» TASK DETAILS
An identical copy of the records below is the expected result.

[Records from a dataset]

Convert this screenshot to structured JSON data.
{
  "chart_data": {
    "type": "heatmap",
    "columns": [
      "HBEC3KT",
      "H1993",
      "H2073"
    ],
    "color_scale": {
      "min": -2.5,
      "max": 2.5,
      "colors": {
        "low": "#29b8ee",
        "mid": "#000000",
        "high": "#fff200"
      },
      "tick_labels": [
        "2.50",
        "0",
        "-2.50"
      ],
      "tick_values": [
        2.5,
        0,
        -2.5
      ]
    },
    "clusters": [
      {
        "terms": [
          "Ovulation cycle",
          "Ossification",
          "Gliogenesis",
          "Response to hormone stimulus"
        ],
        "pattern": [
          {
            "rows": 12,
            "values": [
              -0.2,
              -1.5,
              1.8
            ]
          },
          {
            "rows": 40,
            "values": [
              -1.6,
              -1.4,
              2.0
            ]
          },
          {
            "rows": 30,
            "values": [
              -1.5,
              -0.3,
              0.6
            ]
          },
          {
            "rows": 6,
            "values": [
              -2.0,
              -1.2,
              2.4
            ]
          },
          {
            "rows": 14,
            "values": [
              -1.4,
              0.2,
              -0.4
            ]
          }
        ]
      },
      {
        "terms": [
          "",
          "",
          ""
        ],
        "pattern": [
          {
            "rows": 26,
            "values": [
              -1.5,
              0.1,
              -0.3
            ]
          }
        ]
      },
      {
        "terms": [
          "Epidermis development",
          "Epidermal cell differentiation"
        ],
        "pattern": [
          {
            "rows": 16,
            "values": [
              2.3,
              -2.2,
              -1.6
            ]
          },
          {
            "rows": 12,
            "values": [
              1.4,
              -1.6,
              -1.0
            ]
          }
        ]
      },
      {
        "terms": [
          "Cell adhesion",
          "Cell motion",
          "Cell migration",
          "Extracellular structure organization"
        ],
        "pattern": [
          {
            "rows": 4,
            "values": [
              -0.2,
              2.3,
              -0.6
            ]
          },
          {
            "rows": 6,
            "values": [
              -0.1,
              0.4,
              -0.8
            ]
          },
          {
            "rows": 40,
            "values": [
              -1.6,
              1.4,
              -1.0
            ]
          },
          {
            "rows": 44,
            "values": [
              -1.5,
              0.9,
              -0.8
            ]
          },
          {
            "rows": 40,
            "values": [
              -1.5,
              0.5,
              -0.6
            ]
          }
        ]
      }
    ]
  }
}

» PROBLEM SOLUTION
Convert this screenshot to structured JSON data.
{
  "chart_data": {
    "type": "heatmap",
    "columns": [
      "HBEC3KT",
      "H1993",
      "H2073"
    ],
    "color_scale": {
      "min": -2.5,
      "max": 2.5,
      "colors": {
        "low": "#29b8ee",
        "mid": "#000000",
        "high": "#fff200"
      },
      "tick_labels": [
        "2.50",
        "0",
        "-2.50"
      ],
      "tick_values": [
        2.5,
        0,
        -2.5
      ]
    },
    "clusters": [
      {
        "terms": [
          "Ovulation cycle",
          "Ossification",
          "Gliogenesis",
          "Response to hormone stimulus"
        ],
        "pattern": [
          {
            "rows": 12,
            "values": [
              -0.2,
              -1.5,
              1.8
            ]
          },
          {
            "rows": 40,
            "values": [
              -1.6,
              -1.4,
              2.0
            ]
          },
          {
            "rows": 30,
            "values": [
              -1.5,
              -0.3,
              0.6
            ]
          },
          {
            "rows": 6,
            "values": [
              -2.0,
              -1.2,
              2.4
            ]
          },
          {
            "rows": 14,
            "values": [
              -1.4,
              0.2,
              -0.4
            ]
          }
        ]
      },
      {
        "terms": [
          "",
          "",
          ""
        ],
        "pattern": [
          {
            "rows": 26,
            "values": [
              -1.5,
              0.1,
              -0.3
            ]
          }
        ]
      },
      {
        "terms": [
          "Epidermis development",
          "Epidermal cell differentiation"
        ],
        "pattern": [
          {
            "rows": 16,
            "values": [
              2.3,
              -2.2,
              -1.6
            ]
          },
          {
            "rows": 12,
            "values": [
              1.4,
              -1.6,
              -1.0
            ]
          }
        ]
      },
      {
        "terms": [
          "Cell adhesion",
          "Cell motion",
          "Cell migration",
          "Extracellular structure organization"
        ],
        "pattern": [
          {
            "rows": 4,
            "values": [
              -0.2,
              2.3,
              -0.6
            ]
          },
          {
            "rows": 6,
            "values": [
              -0.1,
              0.4,
              -0.8
            ]
          },
          {
            "rows": 40,
            "values": [
              -1.6,
              1.4,
              -1.0
            ]
          },
          {
            "rows": 44,
            "values": [
              -1.5,
              0.9,
              -0.8
            ]
          },
          {
            "rows": 40,
            "values": [
              -1.5,
              0.5,
              -0.6
            ]
          }
        ]
      }
    ]
  }
}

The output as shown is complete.